• **DATA TO PROCESS**:
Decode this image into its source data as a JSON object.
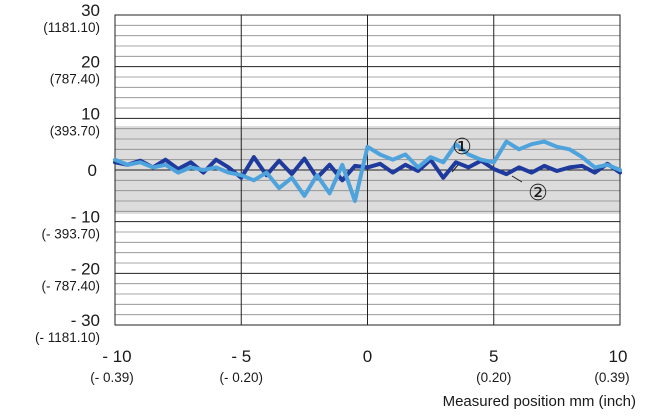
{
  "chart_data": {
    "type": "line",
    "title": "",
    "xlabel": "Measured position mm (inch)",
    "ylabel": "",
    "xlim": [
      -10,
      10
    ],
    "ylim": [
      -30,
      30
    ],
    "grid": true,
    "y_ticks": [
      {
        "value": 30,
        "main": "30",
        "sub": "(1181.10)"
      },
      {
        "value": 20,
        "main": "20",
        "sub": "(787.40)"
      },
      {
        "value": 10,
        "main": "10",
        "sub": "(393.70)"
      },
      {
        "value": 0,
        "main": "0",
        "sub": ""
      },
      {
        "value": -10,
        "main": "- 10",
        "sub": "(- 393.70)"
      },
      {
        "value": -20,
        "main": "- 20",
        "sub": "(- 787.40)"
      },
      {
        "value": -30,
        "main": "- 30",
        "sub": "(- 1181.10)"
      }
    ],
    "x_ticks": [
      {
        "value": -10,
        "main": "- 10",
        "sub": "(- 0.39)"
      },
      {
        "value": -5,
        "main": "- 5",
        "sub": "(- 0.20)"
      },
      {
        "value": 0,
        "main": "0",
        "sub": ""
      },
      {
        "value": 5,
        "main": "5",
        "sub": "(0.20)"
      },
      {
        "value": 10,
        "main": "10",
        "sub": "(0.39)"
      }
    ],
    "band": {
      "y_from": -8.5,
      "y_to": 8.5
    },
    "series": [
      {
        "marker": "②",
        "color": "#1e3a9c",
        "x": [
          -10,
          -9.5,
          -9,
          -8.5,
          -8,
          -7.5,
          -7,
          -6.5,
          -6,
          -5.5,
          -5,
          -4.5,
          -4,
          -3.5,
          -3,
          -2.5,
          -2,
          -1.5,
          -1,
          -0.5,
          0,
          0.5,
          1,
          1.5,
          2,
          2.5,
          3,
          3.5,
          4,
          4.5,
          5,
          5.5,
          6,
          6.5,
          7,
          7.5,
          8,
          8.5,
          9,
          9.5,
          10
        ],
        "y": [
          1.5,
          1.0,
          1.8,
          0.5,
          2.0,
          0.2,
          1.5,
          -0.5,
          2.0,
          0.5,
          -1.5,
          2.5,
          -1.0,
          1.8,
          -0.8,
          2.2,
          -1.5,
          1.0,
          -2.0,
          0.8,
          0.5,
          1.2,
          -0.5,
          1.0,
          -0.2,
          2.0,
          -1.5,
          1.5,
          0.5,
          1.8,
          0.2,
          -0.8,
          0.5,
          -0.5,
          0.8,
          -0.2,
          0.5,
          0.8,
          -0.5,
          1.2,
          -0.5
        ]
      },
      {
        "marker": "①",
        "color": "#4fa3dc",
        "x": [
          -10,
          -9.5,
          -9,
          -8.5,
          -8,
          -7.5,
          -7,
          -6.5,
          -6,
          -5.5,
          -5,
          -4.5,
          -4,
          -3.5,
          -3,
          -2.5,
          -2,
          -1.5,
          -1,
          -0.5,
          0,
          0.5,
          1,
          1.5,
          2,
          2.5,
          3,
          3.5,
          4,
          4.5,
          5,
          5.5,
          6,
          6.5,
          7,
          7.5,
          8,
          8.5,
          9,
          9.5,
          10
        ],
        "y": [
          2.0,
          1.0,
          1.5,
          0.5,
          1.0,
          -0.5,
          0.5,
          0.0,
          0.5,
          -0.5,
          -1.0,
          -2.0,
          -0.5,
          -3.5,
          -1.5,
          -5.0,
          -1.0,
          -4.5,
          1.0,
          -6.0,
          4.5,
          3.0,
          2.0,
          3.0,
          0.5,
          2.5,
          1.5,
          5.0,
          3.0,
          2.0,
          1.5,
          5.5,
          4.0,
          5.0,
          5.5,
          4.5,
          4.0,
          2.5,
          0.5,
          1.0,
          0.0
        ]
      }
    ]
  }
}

• **GIVEN PROBLEM**: Pictures are to be left out; repeat all the remaining data exactly.

• **RESULT OF THE TASK**:
Decode this image into its source data as a JSON object.
{
  "chart_data": {
    "type": "line",
    "title": "",
    "xlabel": "Measured position mm (inch)",
    "ylabel": "",
    "xlim": [
      -10,
      10
    ],
    "ylim": [
      -30,
      30
    ],
    "grid": true,
    "y_ticks": [
      {
        "value": 30,
        "main": "30",
        "sub": "(1181.10)"
      },
      {
        "value": 20,
        "main": "20",
        "sub": "(787.40)"
      },
      {
        "value": 10,
        "main": "10",
        "sub": "(393.70)"
      },
      {
        "value": 0,
        "main": "0",
        "sub": ""
      },
      {
        "value": -10,
        "main": "- 10",
        "sub": "(- 393.70)"
      },
      {
        "value": -20,
        "main": "- 20",
        "sub": "(- 787.40)"
      },
      {
        "value": -30,
        "main": "- 30",
        "sub": "(- 1181.10)"
      }
    ],
    "x_ticks": [
      {
        "value": -10,
        "main": "- 10",
        "sub": "(- 0.39)"
      },
      {
        "value": -5,
        "main": "- 5",
        "sub": "(- 0.20)"
      },
      {
        "value": 0,
        "main": "0",
        "sub": ""
      },
      {
        "value": 5,
        "main": "5",
        "sub": "(0.20)"
      },
      {
        "value": 10,
        "main": "10",
        "sub": "(0.39)"
      }
    ],
    "band": {
      "y_from": -8.5,
      "y_to": 8.5
    },
    "series": [
      {
        "marker": "②",
        "color": "#1e3a9c",
        "x": [
          -10,
          -9.5,
          -9,
          -8.5,
          -8,
          -7.5,
          -7,
          -6.5,
          -6,
          -5.5,
          -5,
          -4.5,
          -4,
          -3.5,
          -3,
          -2.5,
          -2,
          -1.5,
          -1,
          -0.5,
          0,
          0.5,
          1,
          1.5,
          2,
          2.5,
          3,
          3.5,
          4,
          4.5,
          5,
          5.5,
          6,
          6.5,
          7,
          7.5,
          8,
          8.5,
          9,
          9.5,
          10
        ],
        "y": [
          1.5,
          1.0,
          1.8,
          0.5,
          2.0,
          0.2,
          1.5,
          -0.5,
          2.0,
          0.5,
          -1.5,
          2.5,
          -1.0,
          1.8,
          -0.8,
          2.2,
          -1.5,
          1.0,
          -2.0,
          0.8,
          0.5,
          1.2,
          -0.5,
          1.0,
          -0.2,
          2.0,
          -1.5,
          1.5,
          0.5,
          1.8,
          0.2,
          -0.8,
          0.5,
          -0.5,
          0.8,
          -0.2,
          0.5,
          0.8,
          -0.5,
          1.2,
          -0.5
        ]
      },
      {
        "marker": "①",
        "color": "#4fa3dc",
        "x": [
          -10,
          -9.5,
          -9,
          -8.5,
          -8,
          -7.5,
          -7,
          -6.5,
          -6,
          -5.5,
          -5,
          -4.5,
          -4,
          -3.5,
          -3,
          -2.5,
          -2,
          -1.5,
          -1,
          -0.5,
          0,
          0.5,
          1,
          1.5,
          2,
          2.5,
          3,
          3.5,
          4,
          4.5,
          5,
          5.5,
          6,
          6.5,
          7,
          7.5,
          8,
          8.5,
          9,
          9.5,
          10
        ],
        "y": [
          2.0,
          1.0,
          1.5,
          0.5,
          1.0,
          -0.5,
          0.5,
          0.0,
          0.5,
          -0.5,
          -1.0,
          -2.0,
          -0.5,
          -3.5,
          -1.5,
          -5.0,
          -1.0,
          -4.5,
          1.0,
          -6.0,
          4.5,
          3.0,
          2.0,
          3.0,
          0.5,
          2.5,
          1.5,
          5.0,
          3.0,
          2.0,
          1.5,
          5.5,
          4.0,
          5.0,
          5.5,
          4.5,
          4.0,
          2.5,
          0.5,
          1.0,
          0.0
        ]
      }
    ]
  }
}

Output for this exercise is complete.